Records
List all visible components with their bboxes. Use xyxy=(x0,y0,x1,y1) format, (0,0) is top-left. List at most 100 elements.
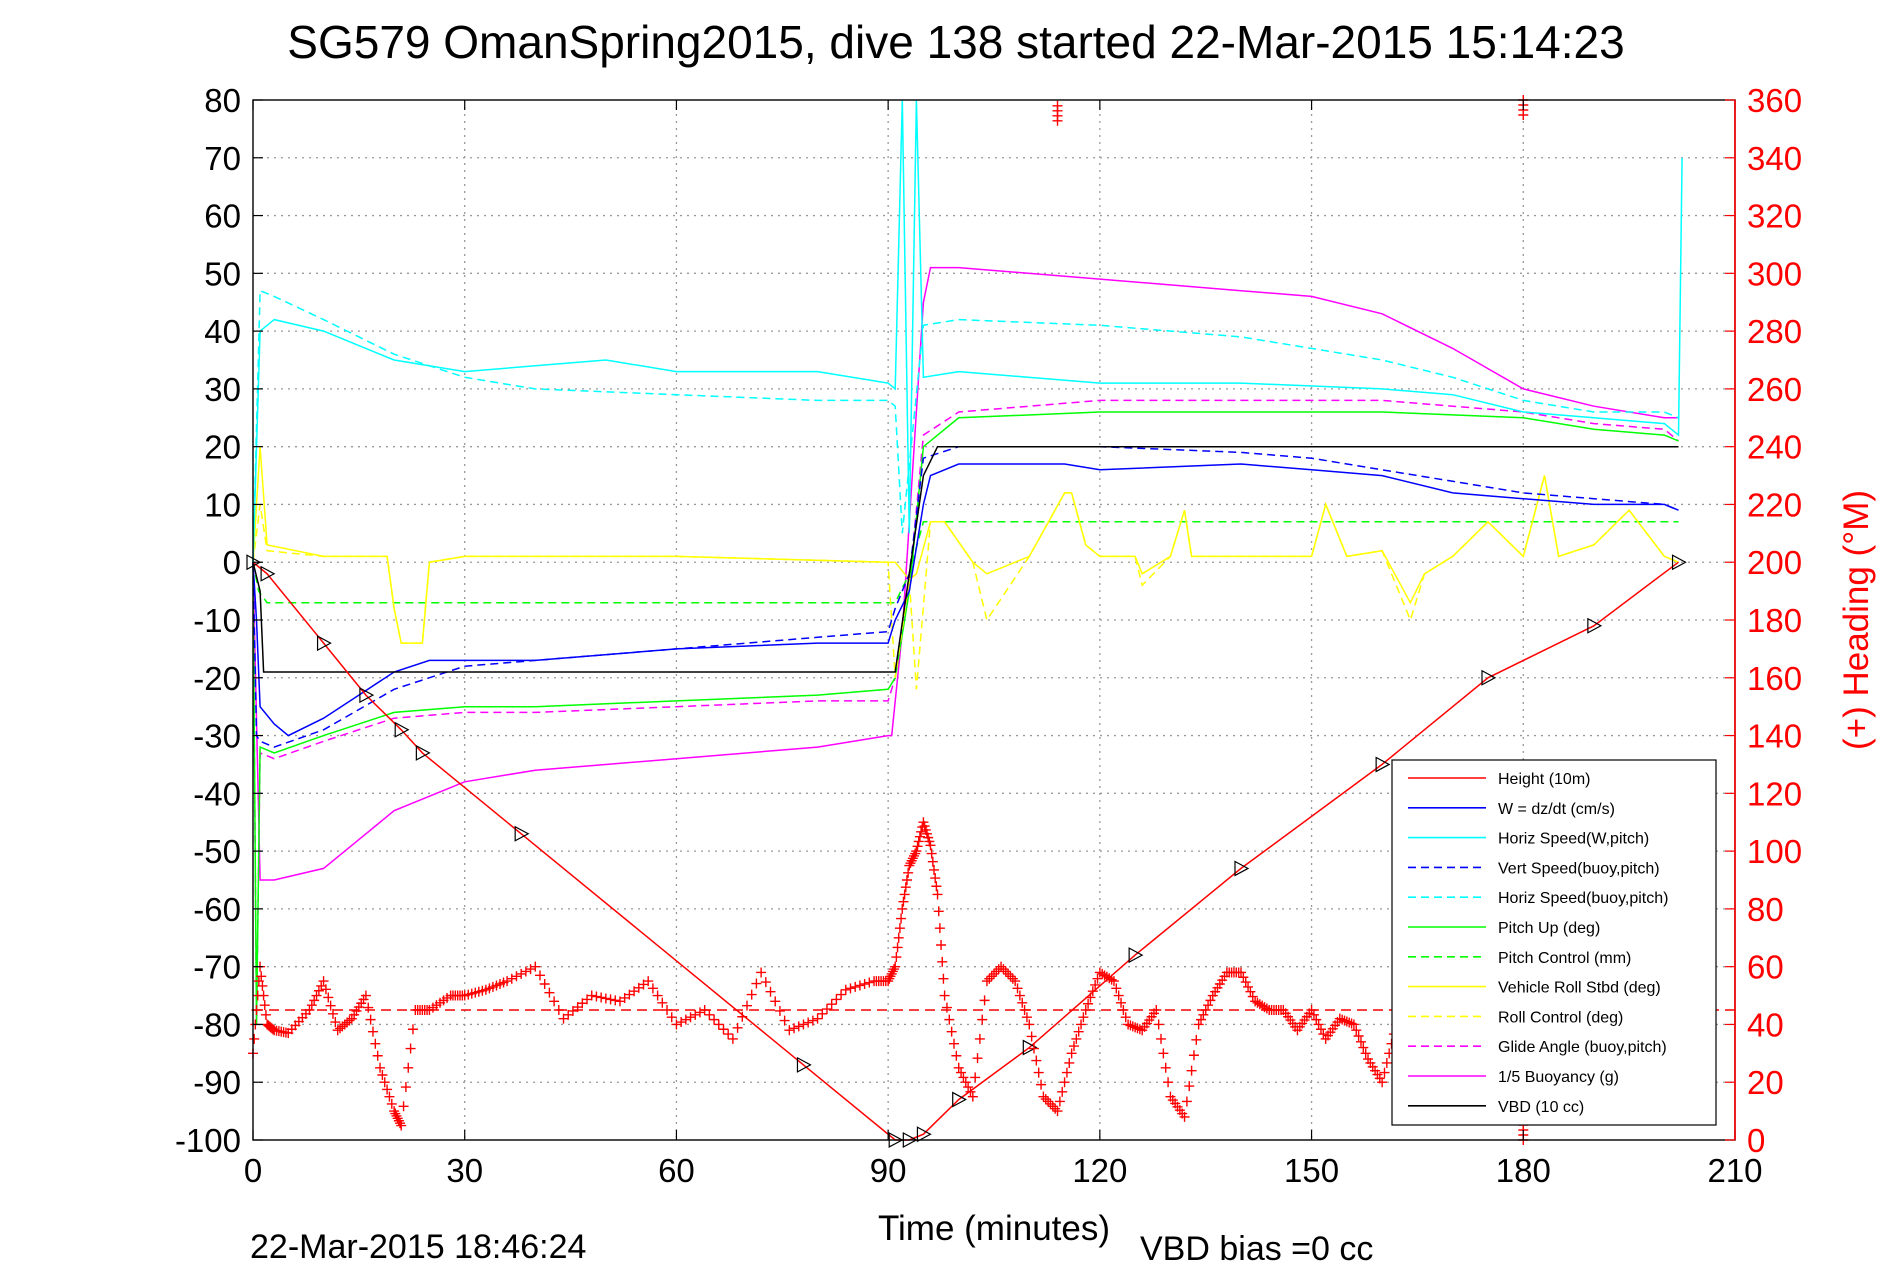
y2-tick-label: 80 xyxy=(1747,891,1784,928)
heading-marker xyxy=(344,1015,355,1026)
heading-marker xyxy=(327,1008,338,1019)
heading-marker xyxy=(742,1000,752,1011)
legend-label-vert-speed-buoy-pitch: Vert Speed(buoy,pitch) xyxy=(1498,860,1660,877)
heading-marker xyxy=(807,1015,818,1026)
heading-marker xyxy=(1130,1022,1141,1033)
heading-marker xyxy=(1108,976,1119,987)
heading-marker xyxy=(859,979,870,989)
heading-marker xyxy=(891,952,902,963)
heading-marker xyxy=(306,1000,317,1011)
heading-marker xyxy=(927,856,938,867)
heading-marker xyxy=(931,881,942,892)
heading-marker xyxy=(949,1038,960,1049)
x-tick-label: 60 xyxy=(658,1152,695,1189)
heading-marker xyxy=(1318,1029,1329,1040)
heading-marker xyxy=(643,976,654,987)
heading-marker xyxy=(384,1091,395,1102)
heading-marker xyxy=(1047,1101,1058,1112)
heading-marker xyxy=(1059,1077,1070,1088)
heading-marker xyxy=(257,980,268,991)
heading-marker xyxy=(892,942,903,953)
heading-marker xyxy=(1518,110,1529,120)
x-tick-label: 0 xyxy=(244,1152,262,1189)
heading-marker xyxy=(553,1005,564,1015)
heading-marker xyxy=(666,1012,677,1023)
heading-marker xyxy=(886,968,897,979)
heading-marker xyxy=(1193,1019,1204,1030)
series-pitch-up xyxy=(252,411,1679,1025)
heading-marker xyxy=(897,903,908,914)
heading-marker xyxy=(893,932,904,943)
heading-marker xyxy=(1092,973,1103,984)
legend-items: Height (10m) W = dz/dt (cm/s) Horiz Speed(… xyxy=(1408,771,1668,1116)
heading-marker xyxy=(751,978,762,989)
series-vbd xyxy=(252,445,1679,673)
x-tick-label: 210 xyxy=(1707,1152,1762,1189)
heading-marker xyxy=(836,989,847,1000)
heading-marker xyxy=(933,906,944,917)
heading-marker xyxy=(981,976,992,987)
footer-vbd-bias: VBD bias =0 cc xyxy=(1140,1230,1373,1262)
heading-marker xyxy=(1198,1009,1209,1020)
y2-tick-label: 0 xyxy=(1747,1122,1765,1159)
heading-marker xyxy=(901,875,912,885)
heading-marker xyxy=(1083,998,1094,1009)
heading-marker xyxy=(586,990,597,1001)
height-marker xyxy=(514,825,530,842)
y-tick-label: 0 xyxy=(223,544,241,581)
heading-marker xyxy=(746,989,757,1000)
heading-marker xyxy=(1334,1013,1345,1024)
series-vert-speed-buoy-pitch xyxy=(252,445,1679,748)
y2-tick-label: 200 xyxy=(1747,544,1802,581)
heading-marker xyxy=(1052,115,1063,126)
heading-marker xyxy=(798,1019,809,1030)
heading-marker xyxy=(610,995,621,1006)
heading-marker xyxy=(756,967,767,978)
heading-marker xyxy=(260,1009,271,1020)
heading-marker xyxy=(907,853,918,864)
x-tick-label: 120 xyxy=(1072,1152,1127,1189)
heading-marker xyxy=(885,971,896,982)
heading-marker xyxy=(1184,1081,1195,1092)
heading-marker xyxy=(770,996,781,1007)
legend-label-horiz-speed-w-pitch: Horiz Speed(W,pitch) xyxy=(1498,831,1649,848)
heading-marker xyxy=(1306,1005,1317,1015)
heading-marker xyxy=(1156,1033,1167,1044)
legend-label-glide-angle: Glide Angle (buoy,pitch) xyxy=(1498,1039,1667,1056)
heading-marker xyxy=(840,984,851,995)
height-marker xyxy=(916,1126,932,1143)
heading-marker xyxy=(970,1072,981,1083)
heading-marker xyxy=(393,1115,404,1126)
heading-marker xyxy=(1087,986,1098,997)
y-tick-label: -10 xyxy=(193,602,241,639)
heading-marker xyxy=(1158,1048,1169,1059)
heading-marker xyxy=(812,1013,823,1024)
heading-marker xyxy=(986,971,997,982)
heading-marker xyxy=(821,1004,832,1015)
heading-marker xyxy=(391,1110,402,1121)
heading-marker xyxy=(330,1017,341,1028)
y2-tick-label: 20 xyxy=(1747,1064,1784,1101)
heading-marker xyxy=(1127,1021,1138,1032)
heading-marker xyxy=(916,826,927,837)
heading-marker xyxy=(1358,1042,1369,1053)
heading-marker xyxy=(774,1005,785,1016)
heading-marker xyxy=(905,858,916,869)
heading-marker xyxy=(1116,997,1127,1008)
heading-marker xyxy=(958,1072,969,1083)
heading-marker xyxy=(998,964,1009,975)
heading-marker xyxy=(1311,1014,1322,1025)
heading-marker xyxy=(911,846,922,857)
heading-marker xyxy=(972,1053,983,1064)
heading-marker xyxy=(1134,1024,1145,1035)
legend-label-height: Height (10m) xyxy=(1498,771,1590,788)
heading-marker xyxy=(1017,997,1028,1008)
y-tick-label: 10 xyxy=(204,486,241,523)
series-layer xyxy=(246,95,1735,1149)
heading-marker xyxy=(652,990,663,1001)
heading-marker xyxy=(506,973,517,984)
heading-marker xyxy=(960,1077,971,1088)
heading-marker xyxy=(1181,1096,1192,1107)
heading-marker xyxy=(1353,1031,1364,1041)
heading-marker xyxy=(1071,1033,1082,1044)
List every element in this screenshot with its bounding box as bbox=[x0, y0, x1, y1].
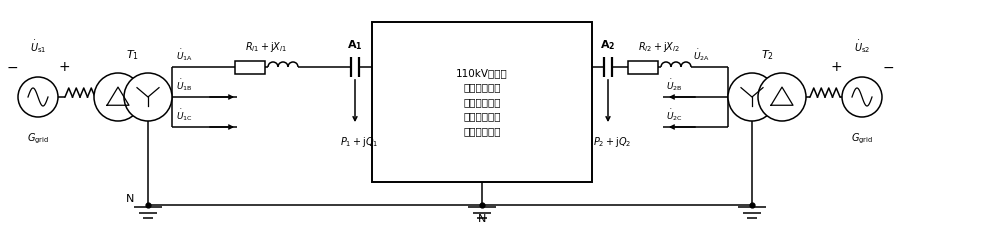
Bar bbox=[235, 61, 265, 74]
Text: $T_1$: $T_1$ bbox=[126, 48, 140, 62]
Text: $R_{l1}+\mathrm{j}X_{l1}$: $R_{l1}+\mathrm{j}X_{l1}$ bbox=[245, 40, 288, 54]
Text: $G_{\mathrm{grid}}$: $G_{\mathrm{grid}}$ bbox=[27, 132, 49, 146]
Text: $\dot{U}_{1\mathrm{A}}$: $\dot{U}_{1\mathrm{A}}$ bbox=[176, 47, 193, 63]
Bar bbox=[372, 22, 592, 182]
Text: $P_2+\mathrm{j}Q_2$: $P_2+\mathrm{j}Q_2$ bbox=[593, 135, 631, 149]
Text: N: N bbox=[478, 214, 486, 224]
Circle shape bbox=[728, 73, 776, 121]
Text: $T_2$: $T_2$ bbox=[761, 48, 773, 62]
Circle shape bbox=[18, 77, 58, 117]
Bar bbox=[628, 61, 658, 74]
Circle shape bbox=[124, 73, 172, 121]
Text: $\mathbf{A_2}$: $\mathbf{A_2}$ bbox=[600, 38, 616, 52]
Circle shape bbox=[94, 73, 142, 121]
Text: $-$: $-$ bbox=[6, 60, 18, 74]
Text: $+$: $+$ bbox=[58, 60, 70, 74]
Text: $\mathbf{A_1}$: $\mathbf{A_1}$ bbox=[347, 38, 363, 52]
Circle shape bbox=[758, 73, 806, 121]
Text: $-$: $-$ bbox=[882, 60, 894, 74]
Text: N: N bbox=[126, 194, 134, 204]
Text: $\dot{U}_{\mathrm{s1}}$: $\dot{U}_{\mathrm{s1}}$ bbox=[30, 38, 46, 55]
Text: 110kV及以上
电压等级单相
电磁式串联型
输电线路潮流
控制拓扑电路: 110kV及以上 电压等级单相 电磁式串联型 输电线路潮流 控制拓扑电路 bbox=[456, 68, 508, 136]
Text: $P_1+\mathrm{j}Q_1$: $P_1+\mathrm{j}Q_1$ bbox=[340, 135, 378, 149]
Text: $G_{\mathrm{grid}}$: $G_{\mathrm{grid}}$ bbox=[851, 132, 873, 146]
Text: $\dot{U}_{1\mathrm{B}}$: $\dot{U}_{1\mathrm{B}}$ bbox=[176, 77, 193, 93]
Text: $\dot{U}_{2\mathrm{B}}$: $\dot{U}_{2\mathrm{B}}$ bbox=[666, 77, 683, 93]
Text: $\dot{U}_{2\mathrm{C}}$: $\dot{U}_{2\mathrm{C}}$ bbox=[666, 107, 683, 123]
Text: $\dot{U}_{\mathrm{s2}}$: $\dot{U}_{\mathrm{s2}}$ bbox=[854, 38, 870, 55]
Circle shape bbox=[842, 77, 882, 117]
Text: $\dot{U}_{2\mathrm{A}}$: $\dot{U}_{2\mathrm{A}}$ bbox=[693, 47, 710, 63]
Text: $\dot{U}_{1\mathrm{C}}$: $\dot{U}_{1\mathrm{C}}$ bbox=[176, 107, 193, 123]
Text: $+$: $+$ bbox=[830, 60, 842, 74]
Text: $R_{l2}+\mathrm{j}X_{l2}$: $R_{l2}+\mathrm{j}X_{l2}$ bbox=[638, 40, 681, 54]
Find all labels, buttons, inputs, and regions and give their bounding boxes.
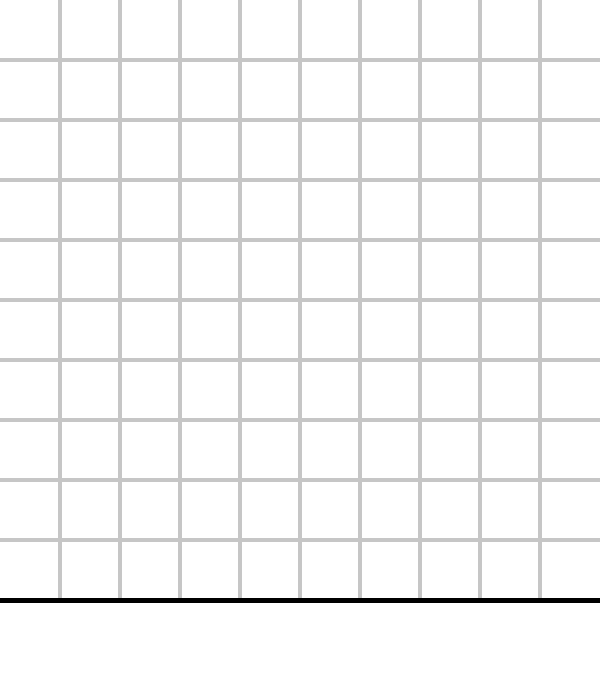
grid-line-horizontal: [0, 478, 600, 482]
grid-line-horizontal: [0, 298, 600, 302]
grid-line-horizontal: [0, 118, 600, 122]
grid-line-horizontal: [0, 238, 600, 242]
grid-line-horizontal: [0, 358, 600, 362]
game-grid[interactable]: [0, 0, 600, 600]
grid-line-horizontal: [0, 178, 600, 182]
grid-line-horizontal: [0, 418, 600, 422]
status-area: [0, 603, 600, 700]
grid-line-horizontal: [0, 538, 600, 542]
board-baseline: [0, 598, 600, 603]
grid-line-horizontal: [0, 58, 600, 62]
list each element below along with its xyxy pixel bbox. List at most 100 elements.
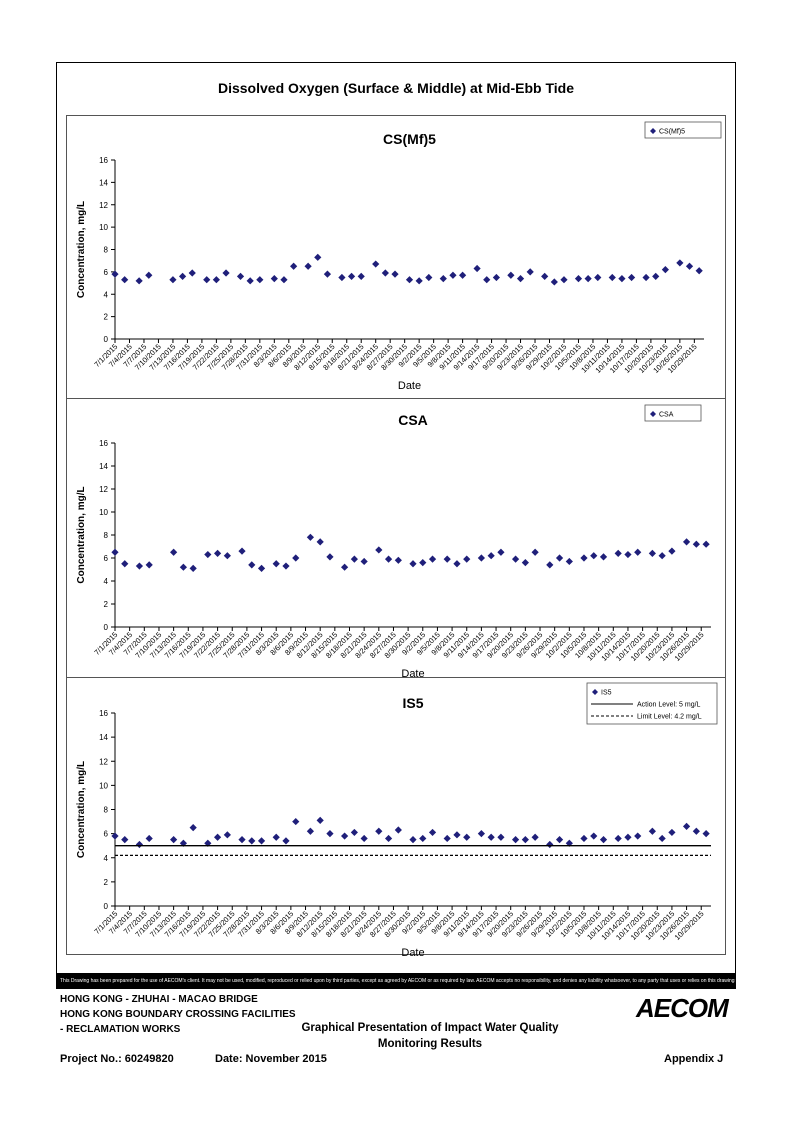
data-point — [357, 272, 365, 280]
data-point — [248, 561, 256, 569]
data-point — [391, 270, 399, 278]
legend-box — [644, 404, 702, 422]
data-point — [428, 828, 437, 837]
data-point — [409, 836, 417, 844]
data-point — [555, 836, 564, 844]
data-point — [360, 557, 368, 566]
data-point — [634, 832, 642, 840]
data-point — [497, 833, 505, 841]
data-point — [223, 552, 231, 560]
series-cs-mf-5 — [111, 253, 703, 286]
data-point — [507, 271, 515, 279]
data-point — [306, 533, 315, 541]
y-tick-label: 14 — [99, 462, 108, 471]
data-point — [608, 273, 616, 282]
data-point — [627, 273, 636, 282]
data-point — [692, 827, 700, 835]
y-tick-label: 4 — [104, 577, 109, 586]
data-point — [213, 549, 222, 557]
data-point — [477, 830, 485, 838]
y-tick-label: 2 — [104, 600, 109, 609]
data-point — [282, 562, 290, 570]
data-point — [246, 277, 254, 285]
data-point — [203, 276, 211, 284]
y-tick-label: 10 — [99, 508, 108, 517]
data-point — [614, 549, 622, 557]
data-point — [521, 559, 529, 567]
data-point — [347, 272, 356, 280]
data-point — [121, 836, 129, 844]
data-point — [497, 548, 505, 556]
y-tick-label: 6 — [104, 268, 109, 277]
data-point — [341, 832, 349, 840]
data-point — [304, 262, 312, 270]
data-point — [223, 831, 231, 839]
data-point — [541, 272, 549, 280]
data-point — [546, 840, 554, 849]
data-point — [565, 557, 573, 566]
data-point — [375, 827, 383, 835]
data-point — [272, 833, 280, 841]
data-point — [350, 555, 358, 563]
data-point — [695, 267, 703, 275]
data-point — [121, 276, 129, 284]
legend-marker-cs-mf-5 — [650, 128, 656, 134]
data-point — [443, 834, 451, 843]
y-axis-label: Concentration, mg/L — [76, 761, 87, 858]
data-point — [272, 560, 280, 568]
data-point — [326, 830, 334, 838]
data-point — [477, 554, 485, 562]
y-tick-label: 12 — [99, 201, 108, 210]
data-point — [692, 540, 700, 548]
y-tick-label: 8 — [104, 531, 109, 540]
disclaimer-bar: This Drawing has been prepared for the u… — [56, 973, 736, 989]
legend-label-csa: CSA — [659, 412, 674, 419]
data-point — [381, 269, 389, 277]
chart-title-is5: IS5 — [402, 695, 423, 711]
data-point — [463, 555, 471, 563]
y-tick-label: 16 — [99, 156, 108, 165]
data-point — [624, 550, 632, 559]
data-point — [188, 269, 196, 277]
legend-box — [644, 121, 722, 139]
data-point — [648, 827, 656, 835]
data-point — [590, 832, 598, 840]
data-point — [204, 550, 212, 559]
data-point — [487, 833, 495, 841]
data-point — [306, 827, 315, 835]
y-tick-label: 14 — [99, 733, 108, 742]
data-point — [473, 264, 481, 273]
data-point — [121, 560, 129, 568]
data-point — [511, 555, 520, 563]
data-point — [338, 273, 346, 282]
data-point — [682, 822, 691, 830]
data-point — [511, 836, 520, 844]
data-point — [270, 274, 278, 283]
legend-label-is5: IS5 — [601, 690, 612, 697]
y-tick-label: 6 — [104, 830, 109, 839]
y-tick-label: 12 — [99, 485, 108, 494]
data-point — [516, 274, 525, 283]
data-point — [459, 271, 467, 279]
data-point — [624, 833, 632, 841]
data-point — [614, 834, 622, 843]
data-point — [658, 834, 666, 843]
data-point — [350, 828, 358, 837]
data-point — [584, 274, 592, 283]
data-point — [560, 276, 568, 284]
data-point — [341, 563, 349, 571]
data-point — [555, 554, 564, 562]
y-tick-label: 16 — [99, 439, 108, 448]
appendix-label: Appendix J — [664, 1053, 724, 1065]
data-point — [685, 262, 694, 270]
series-is5 — [111, 816, 710, 849]
report-title-line2: Monitoring Results — [377, 1038, 483, 1050]
data-point — [634, 548, 642, 556]
data-point — [590, 552, 598, 560]
data-point — [135, 840, 144, 849]
data-point — [463, 833, 471, 841]
legend-marker-is5 — [592, 689, 598, 695]
data-point — [546, 561, 554, 569]
data-point — [394, 826, 402, 834]
series-csa — [111, 533, 710, 572]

## The problem
Extract from the material the stretch of lines from the one containing "y2-tick-label: 80 xyxy=(1747,891,1784,928)" through the one containing "series-pitch-up xyxy=(252,411,1679,1025)", including both, and repeat those lines without any change.

## Result of the exercise
y2-tick-label: 80 xyxy=(1747,891,1784,928)
heading-marker xyxy=(344,1015,355,1026)
heading-marker xyxy=(327,1008,338,1019)
heading-marker xyxy=(742,1000,752,1011)
legend-label-vert-speed-buoy-pitch: Vert Speed(buoy,pitch) xyxy=(1498,860,1660,877)
heading-marker xyxy=(807,1015,818,1026)
heading-marker xyxy=(1130,1022,1141,1033)
heading-marker xyxy=(1108,976,1119,987)
heading-marker xyxy=(859,979,870,989)
heading-marker xyxy=(891,952,902,963)
heading-marker xyxy=(306,1000,317,1011)
heading-marker xyxy=(927,856,938,867)
heading-marker xyxy=(931,881,942,892)
heading-marker xyxy=(949,1038,960,1049)
x-tick-label: 60 xyxy=(658,1152,695,1189)
heading-marker xyxy=(1318,1029,1329,1040)
heading-marker xyxy=(643,976,654,987)
heading-marker xyxy=(384,1091,395,1102)
heading-marker xyxy=(1047,1101,1058,1112)
heading-marker xyxy=(1059,1077,1070,1088)
heading-marker xyxy=(257,980,268,991)
heading-marker xyxy=(892,942,903,953)
heading-marker xyxy=(1518,110,1529,120)
x-tick-label: 0 xyxy=(244,1152,262,1189)
heading-marker xyxy=(553,1005,564,1015)
heading-marker xyxy=(666,1012,677,1023)
heading-marker xyxy=(886,968,897,979)
heading-marker xyxy=(1193,1019,1204,1030)
series-pitch-up xyxy=(252,411,1679,1025)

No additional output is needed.